• _What the exercise asks_: Update the lines starting at the one that contains "y-tick-label: 150 — [29, 370, 52, 384]" and ending at the last line, replacing each occurrence of "legend-label" with "legend-entry" and leaving everything else unchanged. Return only those updated lines.

• _Given records_:
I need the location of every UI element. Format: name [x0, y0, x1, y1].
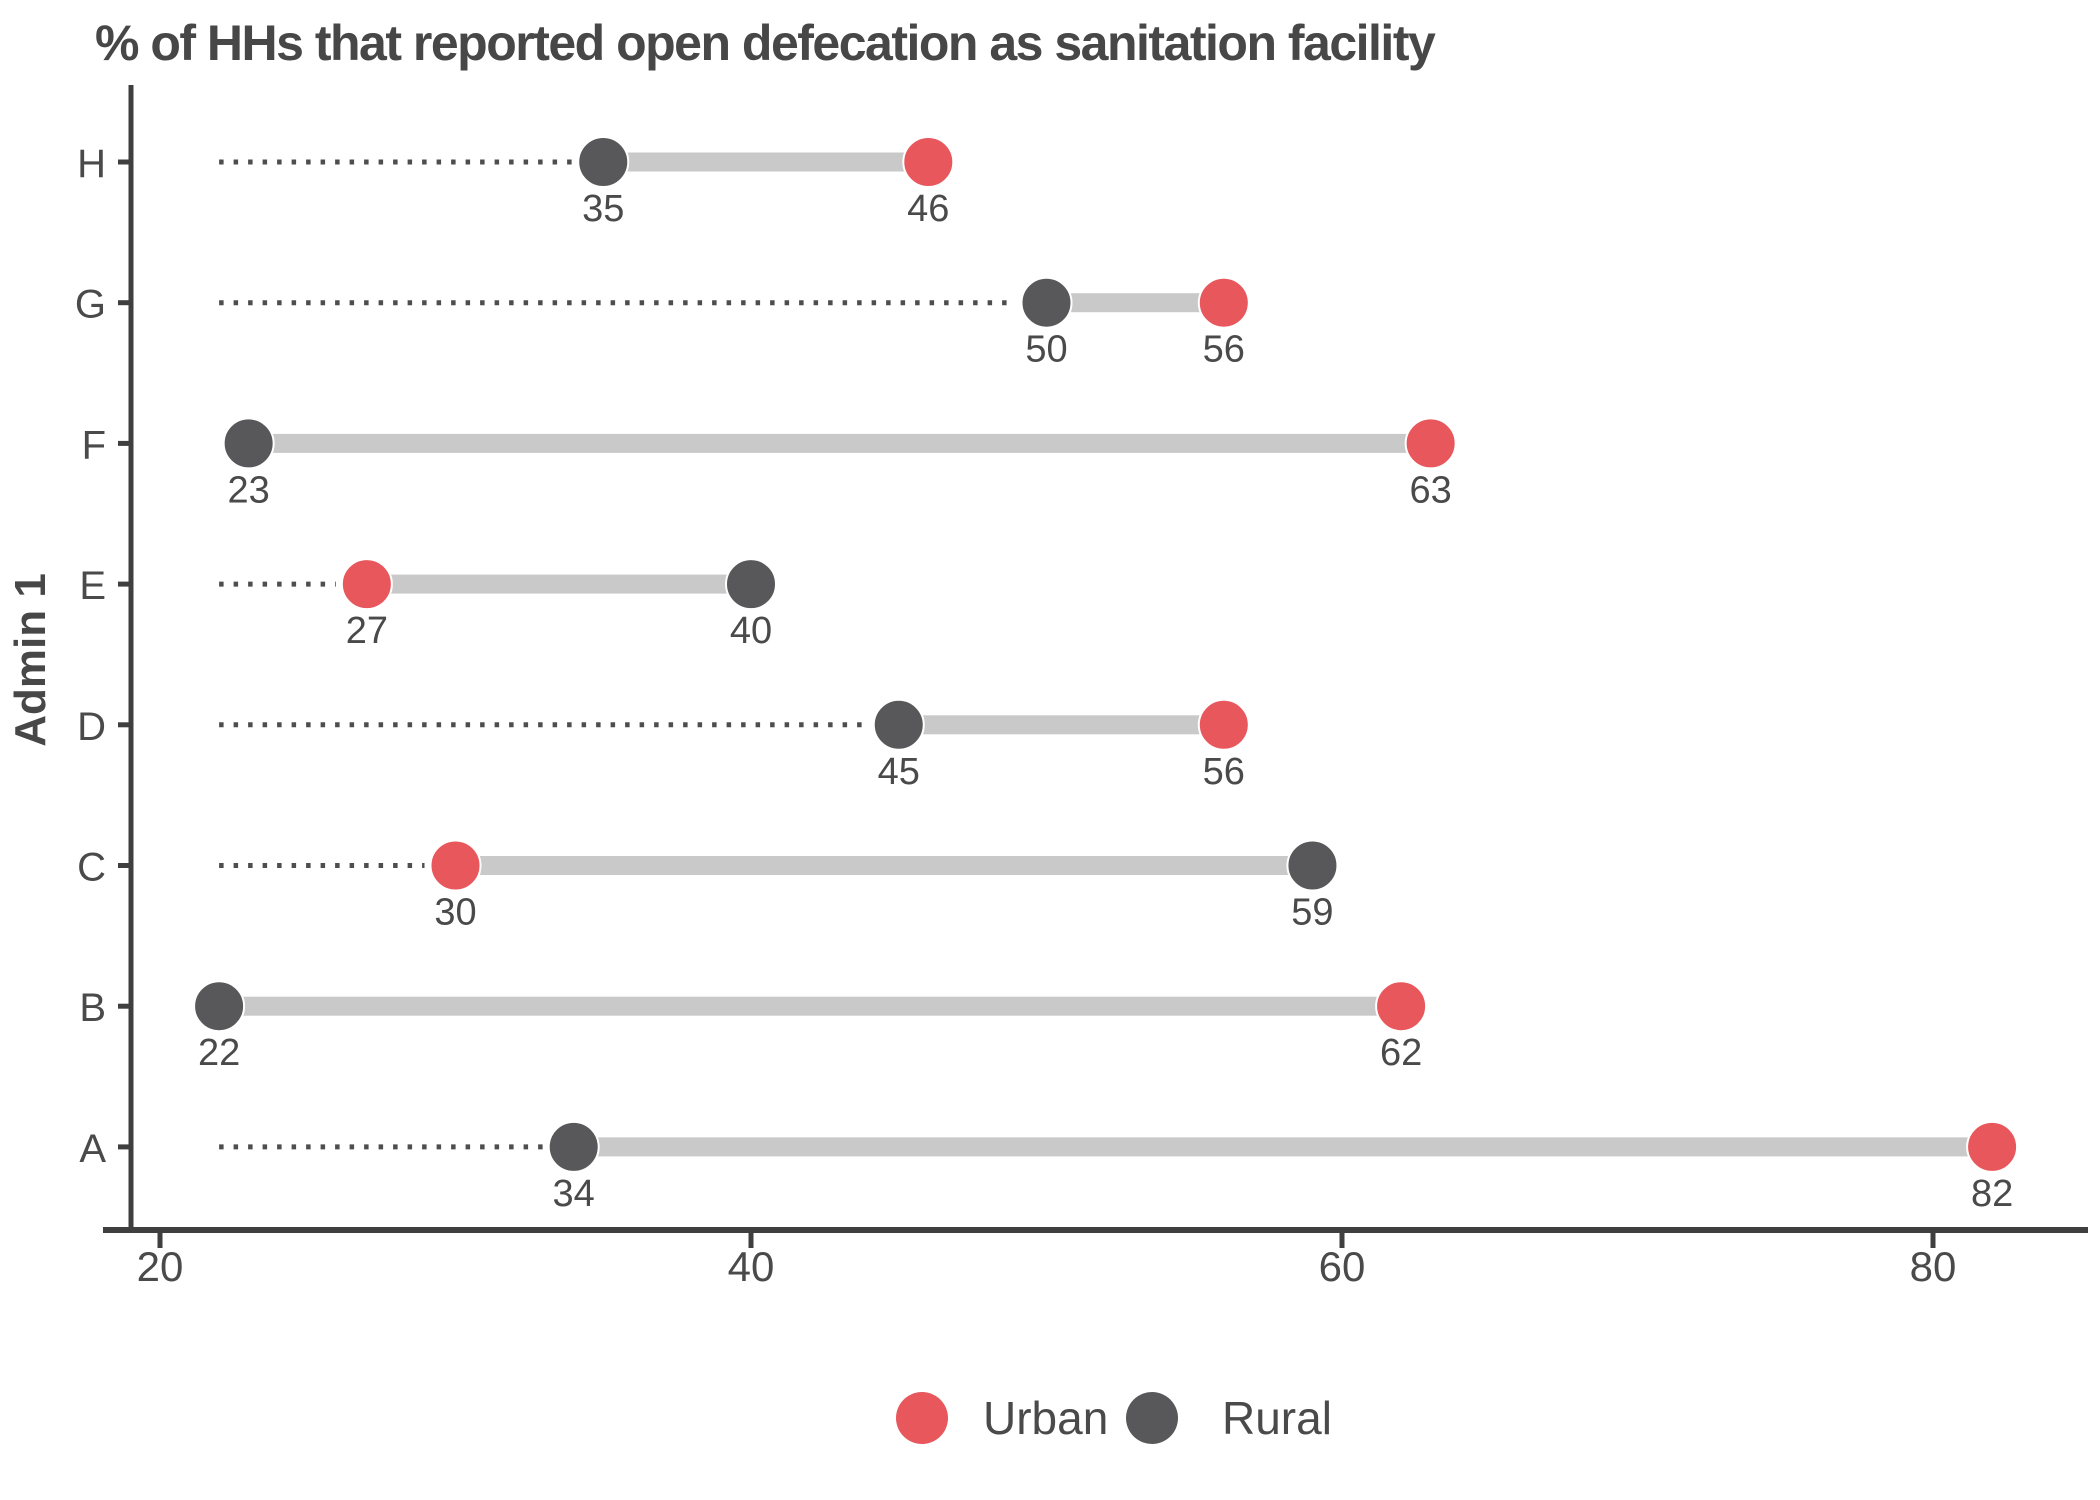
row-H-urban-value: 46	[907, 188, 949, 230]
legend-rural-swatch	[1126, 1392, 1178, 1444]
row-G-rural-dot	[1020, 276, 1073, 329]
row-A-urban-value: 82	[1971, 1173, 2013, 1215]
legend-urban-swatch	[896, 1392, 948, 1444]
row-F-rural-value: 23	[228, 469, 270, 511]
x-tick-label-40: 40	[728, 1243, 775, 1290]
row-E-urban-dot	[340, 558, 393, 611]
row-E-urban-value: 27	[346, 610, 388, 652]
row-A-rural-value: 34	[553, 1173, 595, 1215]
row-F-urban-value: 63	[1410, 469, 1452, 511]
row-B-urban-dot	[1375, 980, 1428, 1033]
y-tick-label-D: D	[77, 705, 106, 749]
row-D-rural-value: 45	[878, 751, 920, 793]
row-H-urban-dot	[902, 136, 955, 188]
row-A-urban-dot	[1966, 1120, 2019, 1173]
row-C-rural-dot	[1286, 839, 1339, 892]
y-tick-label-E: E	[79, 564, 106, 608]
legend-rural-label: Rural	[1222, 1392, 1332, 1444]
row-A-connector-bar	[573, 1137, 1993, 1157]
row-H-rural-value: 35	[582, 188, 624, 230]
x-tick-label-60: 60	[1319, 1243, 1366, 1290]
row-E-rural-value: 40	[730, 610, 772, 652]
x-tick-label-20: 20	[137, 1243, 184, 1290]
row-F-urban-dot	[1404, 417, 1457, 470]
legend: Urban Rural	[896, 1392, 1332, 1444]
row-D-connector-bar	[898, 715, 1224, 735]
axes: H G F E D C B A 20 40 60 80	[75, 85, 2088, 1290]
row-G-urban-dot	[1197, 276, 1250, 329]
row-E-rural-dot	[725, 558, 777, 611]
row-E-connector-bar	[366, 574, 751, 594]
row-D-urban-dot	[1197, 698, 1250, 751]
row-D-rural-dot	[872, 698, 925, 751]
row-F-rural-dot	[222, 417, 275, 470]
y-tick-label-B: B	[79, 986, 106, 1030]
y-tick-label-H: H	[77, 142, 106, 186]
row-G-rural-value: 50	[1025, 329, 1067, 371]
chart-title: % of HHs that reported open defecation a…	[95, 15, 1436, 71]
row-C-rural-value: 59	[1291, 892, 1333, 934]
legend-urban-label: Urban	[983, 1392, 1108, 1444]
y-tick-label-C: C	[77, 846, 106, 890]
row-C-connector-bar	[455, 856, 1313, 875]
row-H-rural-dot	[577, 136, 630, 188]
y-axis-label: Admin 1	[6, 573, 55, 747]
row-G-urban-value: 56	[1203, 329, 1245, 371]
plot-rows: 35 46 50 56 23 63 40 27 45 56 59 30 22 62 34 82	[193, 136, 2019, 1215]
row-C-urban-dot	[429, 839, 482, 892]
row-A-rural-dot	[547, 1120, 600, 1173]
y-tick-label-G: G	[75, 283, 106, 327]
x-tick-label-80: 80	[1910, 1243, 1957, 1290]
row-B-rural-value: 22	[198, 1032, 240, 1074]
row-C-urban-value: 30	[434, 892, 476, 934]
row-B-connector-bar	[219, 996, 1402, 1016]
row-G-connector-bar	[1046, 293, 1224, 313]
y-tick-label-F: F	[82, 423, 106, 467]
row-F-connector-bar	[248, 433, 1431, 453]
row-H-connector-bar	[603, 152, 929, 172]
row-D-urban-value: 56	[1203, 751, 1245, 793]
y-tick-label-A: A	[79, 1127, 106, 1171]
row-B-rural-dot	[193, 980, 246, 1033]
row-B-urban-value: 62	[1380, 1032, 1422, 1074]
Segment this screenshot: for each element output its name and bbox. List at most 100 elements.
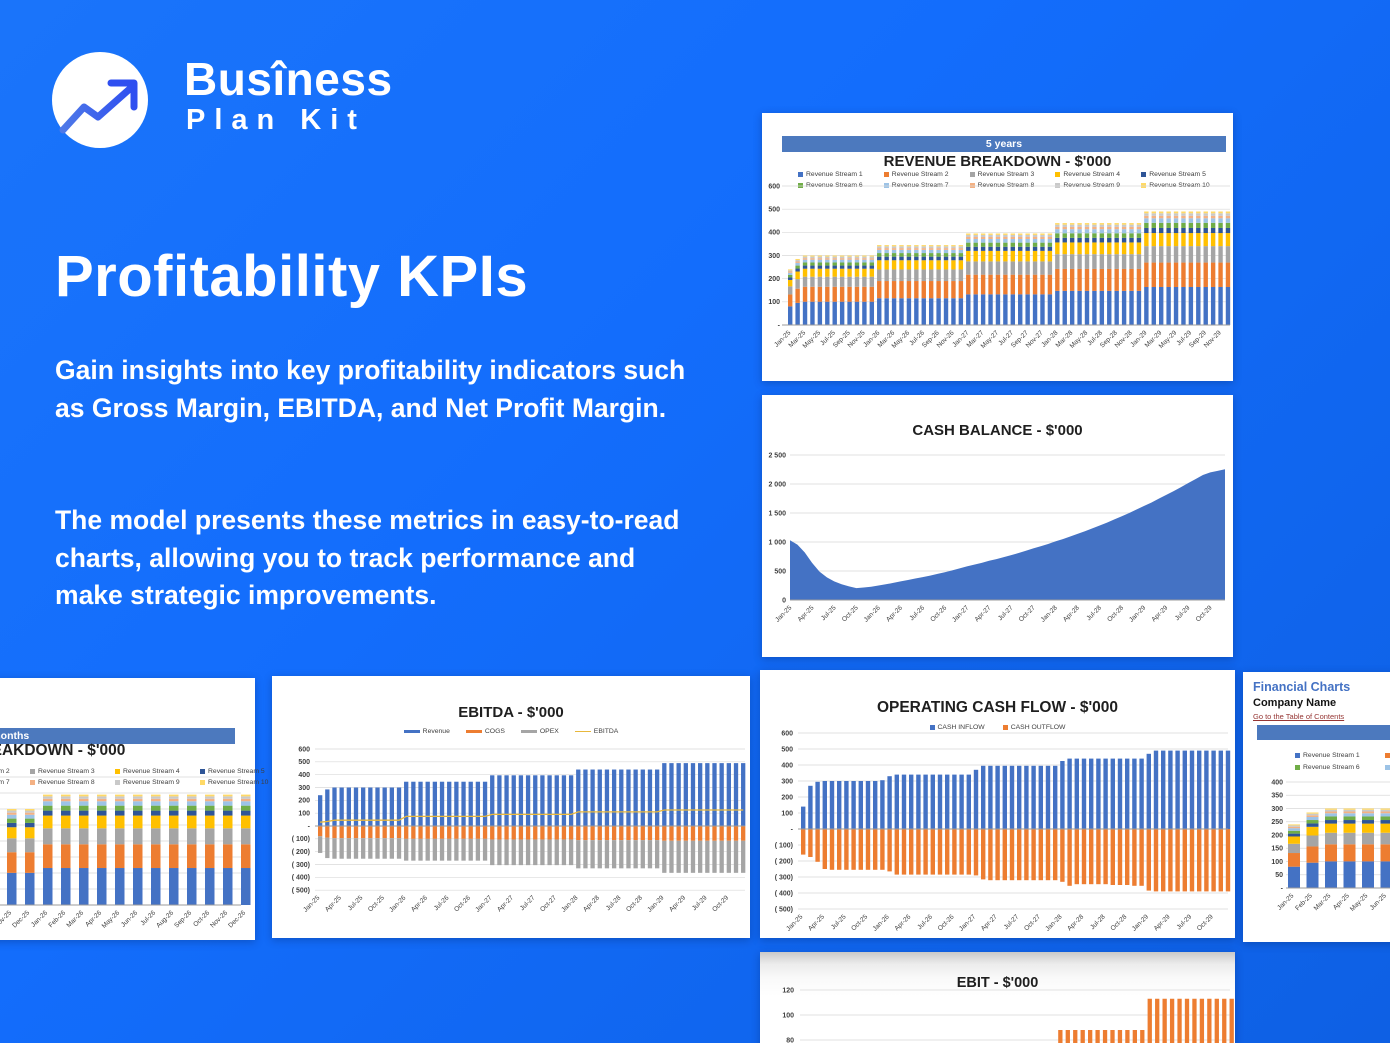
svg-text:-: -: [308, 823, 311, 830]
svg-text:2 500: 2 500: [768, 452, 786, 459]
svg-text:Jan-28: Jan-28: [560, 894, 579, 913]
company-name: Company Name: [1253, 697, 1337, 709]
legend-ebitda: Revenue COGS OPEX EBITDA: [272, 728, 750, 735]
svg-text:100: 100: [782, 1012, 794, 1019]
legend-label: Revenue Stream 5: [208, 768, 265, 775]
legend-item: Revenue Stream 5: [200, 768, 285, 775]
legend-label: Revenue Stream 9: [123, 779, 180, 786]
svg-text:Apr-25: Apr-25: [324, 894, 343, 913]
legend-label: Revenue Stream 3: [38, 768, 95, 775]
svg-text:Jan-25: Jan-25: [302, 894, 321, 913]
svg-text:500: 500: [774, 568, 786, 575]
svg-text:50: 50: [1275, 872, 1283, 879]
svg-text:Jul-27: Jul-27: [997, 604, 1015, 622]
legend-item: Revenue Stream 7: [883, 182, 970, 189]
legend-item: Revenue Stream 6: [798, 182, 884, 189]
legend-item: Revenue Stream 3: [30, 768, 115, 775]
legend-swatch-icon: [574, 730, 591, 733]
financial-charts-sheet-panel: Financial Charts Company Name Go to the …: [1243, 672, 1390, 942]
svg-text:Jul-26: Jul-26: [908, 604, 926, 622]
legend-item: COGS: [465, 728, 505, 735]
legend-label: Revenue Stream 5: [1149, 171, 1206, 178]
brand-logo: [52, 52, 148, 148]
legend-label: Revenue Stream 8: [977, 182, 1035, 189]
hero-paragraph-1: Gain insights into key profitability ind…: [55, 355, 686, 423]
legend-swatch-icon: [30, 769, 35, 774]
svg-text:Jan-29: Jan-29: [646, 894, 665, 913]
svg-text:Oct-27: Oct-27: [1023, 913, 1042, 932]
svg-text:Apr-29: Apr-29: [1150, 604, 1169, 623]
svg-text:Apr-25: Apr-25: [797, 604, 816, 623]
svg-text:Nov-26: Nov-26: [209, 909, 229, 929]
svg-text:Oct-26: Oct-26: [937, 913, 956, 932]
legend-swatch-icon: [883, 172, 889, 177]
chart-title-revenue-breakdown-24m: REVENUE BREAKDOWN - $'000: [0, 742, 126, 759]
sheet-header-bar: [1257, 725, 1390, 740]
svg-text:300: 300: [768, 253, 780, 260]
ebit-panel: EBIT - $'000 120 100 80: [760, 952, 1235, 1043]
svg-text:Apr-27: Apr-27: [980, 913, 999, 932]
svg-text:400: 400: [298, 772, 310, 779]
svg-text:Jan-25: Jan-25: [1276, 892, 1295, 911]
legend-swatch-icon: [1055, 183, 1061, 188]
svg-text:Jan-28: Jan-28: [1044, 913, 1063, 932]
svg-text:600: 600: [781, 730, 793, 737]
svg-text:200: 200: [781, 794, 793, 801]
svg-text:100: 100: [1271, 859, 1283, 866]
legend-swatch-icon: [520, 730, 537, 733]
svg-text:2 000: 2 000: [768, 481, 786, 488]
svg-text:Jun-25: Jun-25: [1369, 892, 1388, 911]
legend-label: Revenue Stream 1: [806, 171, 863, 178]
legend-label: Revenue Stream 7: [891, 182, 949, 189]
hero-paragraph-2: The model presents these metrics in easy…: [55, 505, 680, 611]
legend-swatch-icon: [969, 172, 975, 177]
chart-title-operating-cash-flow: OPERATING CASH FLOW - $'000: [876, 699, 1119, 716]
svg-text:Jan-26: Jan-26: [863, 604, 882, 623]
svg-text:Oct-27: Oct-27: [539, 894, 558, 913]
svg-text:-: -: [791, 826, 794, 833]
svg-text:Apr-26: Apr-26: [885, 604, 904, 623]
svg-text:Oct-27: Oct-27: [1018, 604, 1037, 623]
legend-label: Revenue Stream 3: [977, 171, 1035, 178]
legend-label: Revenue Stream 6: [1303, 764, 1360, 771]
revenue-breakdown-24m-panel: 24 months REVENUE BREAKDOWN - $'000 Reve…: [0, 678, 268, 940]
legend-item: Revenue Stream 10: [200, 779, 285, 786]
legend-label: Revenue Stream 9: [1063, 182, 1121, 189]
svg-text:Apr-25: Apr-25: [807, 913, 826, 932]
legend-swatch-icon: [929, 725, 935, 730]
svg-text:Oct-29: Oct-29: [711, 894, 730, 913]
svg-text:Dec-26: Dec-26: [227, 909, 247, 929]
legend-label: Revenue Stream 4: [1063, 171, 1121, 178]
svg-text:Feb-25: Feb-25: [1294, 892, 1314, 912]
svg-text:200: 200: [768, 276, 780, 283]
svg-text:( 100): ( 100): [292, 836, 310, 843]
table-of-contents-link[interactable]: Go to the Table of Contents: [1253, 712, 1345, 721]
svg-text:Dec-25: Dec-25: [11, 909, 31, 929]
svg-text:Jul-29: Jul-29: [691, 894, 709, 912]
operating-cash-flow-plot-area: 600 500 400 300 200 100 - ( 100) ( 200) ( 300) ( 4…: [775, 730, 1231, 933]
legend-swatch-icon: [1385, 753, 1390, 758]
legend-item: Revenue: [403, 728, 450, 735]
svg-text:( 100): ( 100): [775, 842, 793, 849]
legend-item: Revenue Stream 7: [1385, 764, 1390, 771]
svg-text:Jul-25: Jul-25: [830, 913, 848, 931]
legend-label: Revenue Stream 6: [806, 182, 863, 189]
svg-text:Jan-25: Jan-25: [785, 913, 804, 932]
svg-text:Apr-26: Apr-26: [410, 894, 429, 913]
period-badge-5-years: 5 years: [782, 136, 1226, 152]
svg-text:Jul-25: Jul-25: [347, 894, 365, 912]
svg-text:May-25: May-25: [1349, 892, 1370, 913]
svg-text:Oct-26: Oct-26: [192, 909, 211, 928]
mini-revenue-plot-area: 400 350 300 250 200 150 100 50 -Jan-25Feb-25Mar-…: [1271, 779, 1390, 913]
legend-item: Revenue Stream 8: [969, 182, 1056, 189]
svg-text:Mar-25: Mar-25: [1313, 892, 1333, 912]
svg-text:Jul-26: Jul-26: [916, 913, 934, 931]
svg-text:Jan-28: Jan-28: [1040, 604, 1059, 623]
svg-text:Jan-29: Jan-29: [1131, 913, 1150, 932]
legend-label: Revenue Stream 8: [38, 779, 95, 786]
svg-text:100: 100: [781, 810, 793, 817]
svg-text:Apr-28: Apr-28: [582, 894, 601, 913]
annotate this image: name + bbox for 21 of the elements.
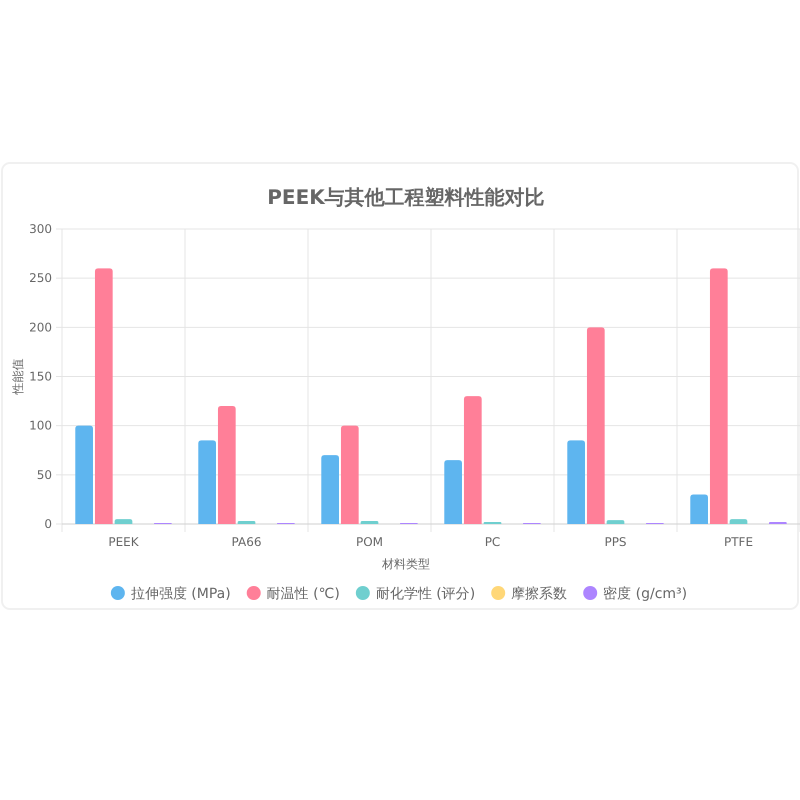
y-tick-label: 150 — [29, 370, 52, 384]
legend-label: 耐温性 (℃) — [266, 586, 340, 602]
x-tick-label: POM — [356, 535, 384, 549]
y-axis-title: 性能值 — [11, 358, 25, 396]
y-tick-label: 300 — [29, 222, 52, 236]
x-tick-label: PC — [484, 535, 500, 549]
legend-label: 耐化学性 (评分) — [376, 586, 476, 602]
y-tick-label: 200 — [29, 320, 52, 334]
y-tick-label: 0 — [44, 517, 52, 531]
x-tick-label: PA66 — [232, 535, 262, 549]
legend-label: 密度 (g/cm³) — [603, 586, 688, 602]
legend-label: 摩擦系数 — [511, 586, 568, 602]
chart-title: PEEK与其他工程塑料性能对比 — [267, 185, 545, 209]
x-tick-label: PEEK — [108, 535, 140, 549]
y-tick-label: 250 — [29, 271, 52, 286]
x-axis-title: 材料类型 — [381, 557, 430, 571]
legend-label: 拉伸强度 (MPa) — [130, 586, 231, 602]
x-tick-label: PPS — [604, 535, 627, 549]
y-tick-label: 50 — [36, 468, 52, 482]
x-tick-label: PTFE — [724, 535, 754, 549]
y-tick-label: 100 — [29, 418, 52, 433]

• _Problem solution_:
y-tick-label: 150 — [29, 370, 52, 384]
legend-entry: 耐温性 (℃) — [266, 586, 340, 602]
x-tick-label: POM — [356, 535, 384, 549]
y-axis-title: 性能值 — [11, 358, 25, 396]
y-tick-label: 300 — [29, 222, 52, 236]
x-tick-label: PC — [484, 535, 500, 549]
legend-entry: 耐化学性 (评分) — [376, 586, 476, 602]
y-tick-label: 200 — [29, 320, 52, 334]
y-tick-label: 0 — [44, 517, 52, 531]
x-tick-label: PA66 — [232, 535, 262, 549]
legend-entry: 密度 (g/cm³) — [603, 586, 688, 602]
legend-entry: 摩擦系数 — [511, 586, 568, 602]
chart-title: PEEK与其他工程塑料性能对比 — [267, 185, 545, 209]
x-tick-label: PEEK — [108, 535, 140, 549]
y-tick-label: 250 — [29, 271, 52, 286]
x-axis-title: 材料类型 — [381, 557, 430, 571]
legend-entry: 拉伸强度 (MPa) — [130, 586, 231, 602]
x-tick-label: PPS — [604, 535, 627, 549]
y-tick-label: 50 — [36, 468, 52, 482]
x-tick-label: PTFE — [724, 535, 754, 549]
y-tick-label: 100 — [29, 418, 52, 433]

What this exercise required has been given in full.